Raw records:

----

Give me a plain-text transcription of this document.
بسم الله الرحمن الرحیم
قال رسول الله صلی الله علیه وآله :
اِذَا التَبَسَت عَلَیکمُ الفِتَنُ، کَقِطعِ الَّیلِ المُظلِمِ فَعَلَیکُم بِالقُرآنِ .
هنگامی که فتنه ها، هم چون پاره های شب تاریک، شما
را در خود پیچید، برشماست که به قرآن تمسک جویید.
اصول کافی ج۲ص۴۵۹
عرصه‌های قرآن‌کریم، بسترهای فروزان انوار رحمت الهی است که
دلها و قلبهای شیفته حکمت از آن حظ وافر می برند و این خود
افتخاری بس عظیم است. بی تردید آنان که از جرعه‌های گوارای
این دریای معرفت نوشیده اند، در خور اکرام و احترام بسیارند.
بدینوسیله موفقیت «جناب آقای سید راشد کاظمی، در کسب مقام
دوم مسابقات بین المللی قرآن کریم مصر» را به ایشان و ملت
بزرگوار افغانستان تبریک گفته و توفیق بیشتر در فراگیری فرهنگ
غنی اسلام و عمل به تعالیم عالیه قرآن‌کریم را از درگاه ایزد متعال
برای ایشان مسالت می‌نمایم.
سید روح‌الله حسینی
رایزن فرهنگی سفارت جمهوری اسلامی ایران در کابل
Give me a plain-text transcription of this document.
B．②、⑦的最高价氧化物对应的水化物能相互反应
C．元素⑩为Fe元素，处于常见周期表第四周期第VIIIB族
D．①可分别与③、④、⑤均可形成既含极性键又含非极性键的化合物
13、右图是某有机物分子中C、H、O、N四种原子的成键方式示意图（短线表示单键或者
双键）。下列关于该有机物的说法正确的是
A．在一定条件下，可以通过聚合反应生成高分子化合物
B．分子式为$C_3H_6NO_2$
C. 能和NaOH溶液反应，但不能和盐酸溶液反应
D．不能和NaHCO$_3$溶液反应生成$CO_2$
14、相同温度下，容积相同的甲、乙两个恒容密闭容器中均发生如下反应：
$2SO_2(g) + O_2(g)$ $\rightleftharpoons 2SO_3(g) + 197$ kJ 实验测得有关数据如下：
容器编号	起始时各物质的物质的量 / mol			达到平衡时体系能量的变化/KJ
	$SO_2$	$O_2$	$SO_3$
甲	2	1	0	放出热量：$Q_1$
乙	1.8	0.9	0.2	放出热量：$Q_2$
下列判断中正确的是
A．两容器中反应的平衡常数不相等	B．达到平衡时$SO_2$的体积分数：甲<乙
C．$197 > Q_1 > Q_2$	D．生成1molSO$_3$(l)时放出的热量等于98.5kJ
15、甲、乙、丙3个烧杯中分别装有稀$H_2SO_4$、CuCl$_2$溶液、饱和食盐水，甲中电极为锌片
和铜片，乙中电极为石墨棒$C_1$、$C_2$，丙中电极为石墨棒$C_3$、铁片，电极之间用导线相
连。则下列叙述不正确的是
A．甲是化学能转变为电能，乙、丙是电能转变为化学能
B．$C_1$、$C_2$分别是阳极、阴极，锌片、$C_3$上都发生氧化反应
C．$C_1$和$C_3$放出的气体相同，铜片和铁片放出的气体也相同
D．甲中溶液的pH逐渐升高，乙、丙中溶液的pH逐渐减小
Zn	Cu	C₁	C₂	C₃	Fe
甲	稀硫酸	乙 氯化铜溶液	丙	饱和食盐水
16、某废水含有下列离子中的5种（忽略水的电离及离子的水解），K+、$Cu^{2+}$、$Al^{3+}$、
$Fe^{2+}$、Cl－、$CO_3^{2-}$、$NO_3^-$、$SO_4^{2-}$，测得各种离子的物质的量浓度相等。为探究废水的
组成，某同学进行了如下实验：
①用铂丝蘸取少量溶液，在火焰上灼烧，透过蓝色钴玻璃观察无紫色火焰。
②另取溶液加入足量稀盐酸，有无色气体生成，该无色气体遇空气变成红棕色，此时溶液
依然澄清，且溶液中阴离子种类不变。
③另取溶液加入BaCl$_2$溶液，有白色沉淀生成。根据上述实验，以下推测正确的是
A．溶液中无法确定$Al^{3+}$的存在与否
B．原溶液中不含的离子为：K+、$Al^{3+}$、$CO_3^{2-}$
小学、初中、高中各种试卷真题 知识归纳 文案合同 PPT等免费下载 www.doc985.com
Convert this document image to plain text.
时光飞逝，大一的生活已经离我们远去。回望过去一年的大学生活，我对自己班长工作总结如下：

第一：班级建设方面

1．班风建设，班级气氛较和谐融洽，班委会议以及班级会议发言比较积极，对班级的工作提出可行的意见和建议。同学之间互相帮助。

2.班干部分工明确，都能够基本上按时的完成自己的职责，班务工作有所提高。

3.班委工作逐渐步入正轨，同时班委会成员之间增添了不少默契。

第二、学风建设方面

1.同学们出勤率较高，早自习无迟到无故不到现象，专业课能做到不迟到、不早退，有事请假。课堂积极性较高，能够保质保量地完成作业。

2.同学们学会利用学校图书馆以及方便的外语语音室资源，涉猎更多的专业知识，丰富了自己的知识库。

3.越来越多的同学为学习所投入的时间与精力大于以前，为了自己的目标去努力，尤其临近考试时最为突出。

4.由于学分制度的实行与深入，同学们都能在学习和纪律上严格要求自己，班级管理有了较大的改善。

----

• Exercise:
Copy every line that includes the string "ایشان" from the material above.

• Response:
دوم مسابقات بین المللی قرآن کریم مصر» را به ایشان و ملت
برای ایشان مسالت می‌نمایم.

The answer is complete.